══ The input

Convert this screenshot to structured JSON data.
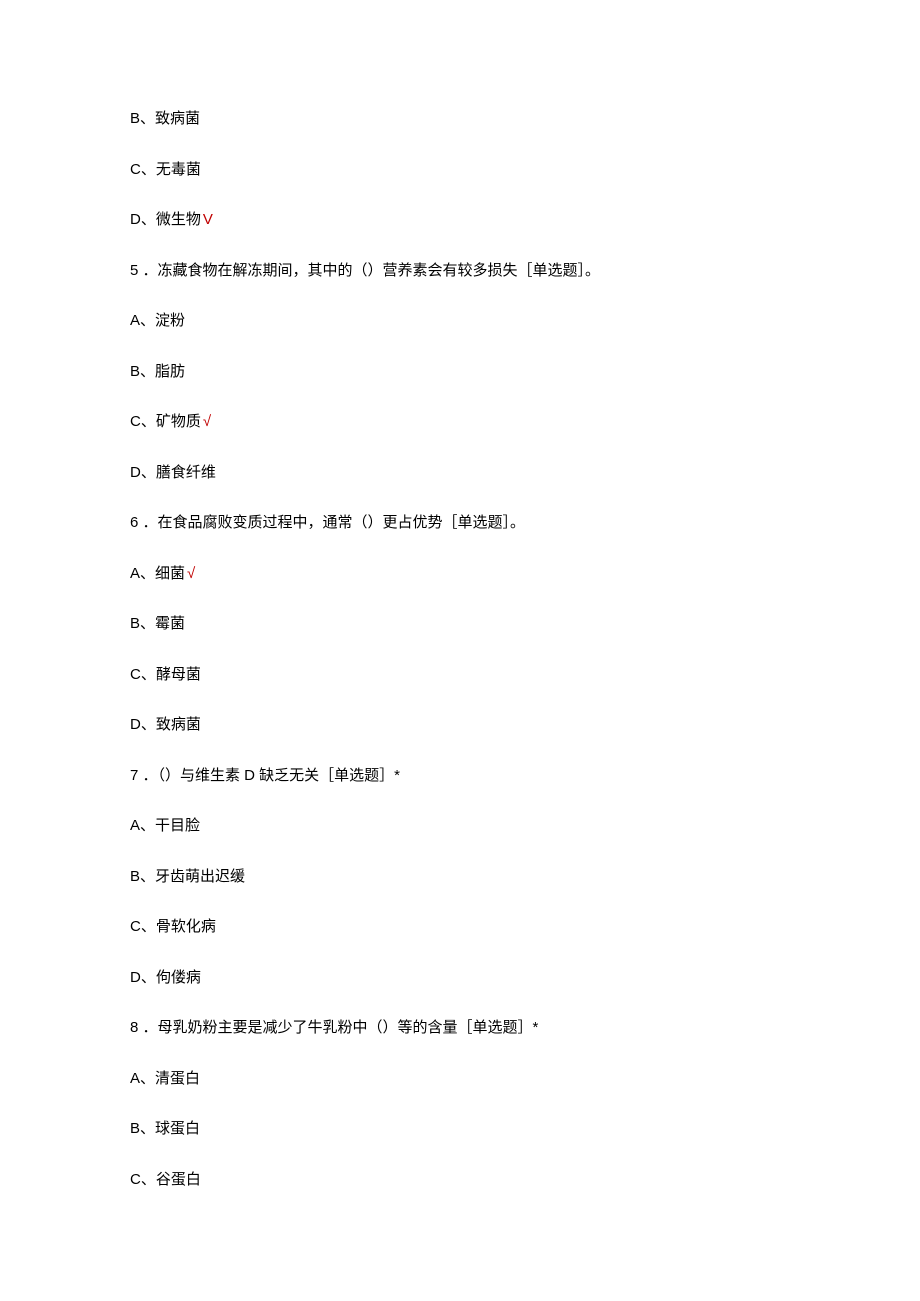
{
  "lines": [
    {
      "prefix": "B、",
      "text": "致病菌",
      "correct": false
    },
    {
      "prefix": "C、",
      "text": "无毒菌",
      "correct": false
    },
    {
      "prefix": "D、",
      "text": "微生物",
      "correct": true,
      "mark": "V"
    },
    {
      "prefix": "5 ．",
      "text": "冻藏食物在解冻期间，其中的（）营养素会有较多损失［单选题］。",
      "correct": false
    },
    {
      "prefix": "A、",
      "text": "淀粉",
      "correct": false
    },
    {
      "prefix": "B、",
      "text": "脂肪",
      "correct": false
    },
    {
      "prefix": "C、",
      "text": "矿物质",
      "correct": true,
      "mark": "√"
    },
    {
      "prefix": "D、",
      "text": "膳食纤维",
      "correct": false
    },
    {
      "prefix": "6 ．",
      "text": "在食品腐败变质过程中，通常（）更占优势［单选题］。",
      "correct": false
    },
    {
      "prefix": "A、",
      "text": "细菌",
      "correct": true,
      "mark": "√"
    },
    {
      "prefix": "B、",
      "text": "霉菌",
      "correct": false
    },
    {
      "prefix": "C、",
      "text": "酵母菌",
      "correct": false
    },
    {
      "prefix": "D、",
      "text": "致病菌",
      "correct": false
    },
    {
      "prefix": "7 ．",
      "text": "（）与维生素 D 缺乏无关［单选题］*",
      "correct": false
    },
    {
      "prefix": "A、",
      "text": "干目脸",
      "correct": false
    },
    {
      "prefix": "B、",
      "text": "牙齿萌出迟缓",
      "correct": false
    },
    {
      "prefix": "C、",
      "text": "骨软化病",
      "correct": false
    },
    {
      "prefix": "D、",
      "text": "佝偻病",
      "correct": false
    },
    {
      "prefix": "8 ．",
      "text": "母乳奶粉主要是减少了牛乳粉中（）等的含量［单选题］*",
      "correct": false
    },
    {
      "prefix": "A、",
      "text": "清蛋白",
      "correct": false
    },
    {
      "prefix": "B、",
      "text": "球蛋白",
      "correct": false
    },
    {
      "prefix": "C、",
      "text": "谷蛋白",
      "correct": false
    }
  ]
}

════

• [What is expected]: Without the pictures, repeat the listing above exactly.

• [Response for this exercise]:
Convert this screenshot to structured JSON data.
{
  "lines": [
    {
      "prefix": "B、",
      "text": "致病菌",
      "correct": false
    },
    {
      "prefix": "C、",
      "text": "无毒菌",
      "correct": false
    },
    {
      "prefix": "D、",
      "text": "微生物",
      "correct": true,
      "mark": "V"
    },
    {
      "prefix": "5 ．",
      "text": "冻藏食物在解冻期间，其中的（）营养素会有较多损失［单选题］。",
      "correct": false
    },
    {
      "prefix": "A、",
      "text": "淀粉",
      "correct": false
    },
    {
      "prefix": "B、",
      "text": "脂肪",
      "correct": false
    },
    {
      "prefix": "C、",
      "text": "矿物质",
      "correct": true,
      "mark": "√"
    },
    {
      "prefix": "D、",
      "text": "膳食纤维",
      "correct": false
    },
    {
      "prefix": "6 ．",
      "text": "在食品腐败变质过程中，通常（）更占优势［单选题］。",
      "correct": false
    },
    {
      "prefix": "A、",
      "text": "细菌",
      "correct": true,
      "mark": "√"
    },
    {
      "prefix": "B、",
      "text": "霉菌",
      "correct": false
    },
    {
      "prefix": "C、",
      "text": "酵母菌",
      "correct": false
    },
    {
      "prefix": "D、",
      "text": "致病菌",
      "correct": false
    },
    {
      "prefix": "7 ．",
      "text": "（）与维生素 D 缺乏无关［单选题］*",
      "correct": false
    },
    {
      "prefix": "A、",
      "text": "干目脸",
      "correct": false
    },
    {
      "prefix": "B、",
      "text": "牙齿萌出迟缓",
      "correct": false
    },
    {
      "prefix": "C、",
      "text": "骨软化病",
      "correct": false
    },
    {
      "prefix": "D、",
      "text": "佝偻病",
      "correct": false
    },
    {
      "prefix": "8 ．",
      "text": "母乳奶粉主要是减少了牛乳粉中（）等的含量［单选题］*",
      "correct": false
    },
    {
      "prefix": "A、",
      "text": "清蛋白",
      "correct": false
    },
    {
      "prefix": "B、",
      "text": "球蛋白",
      "correct": false
    },
    {
      "prefix": "C、",
      "text": "谷蛋白",
      "correct": false
    }
  ]
}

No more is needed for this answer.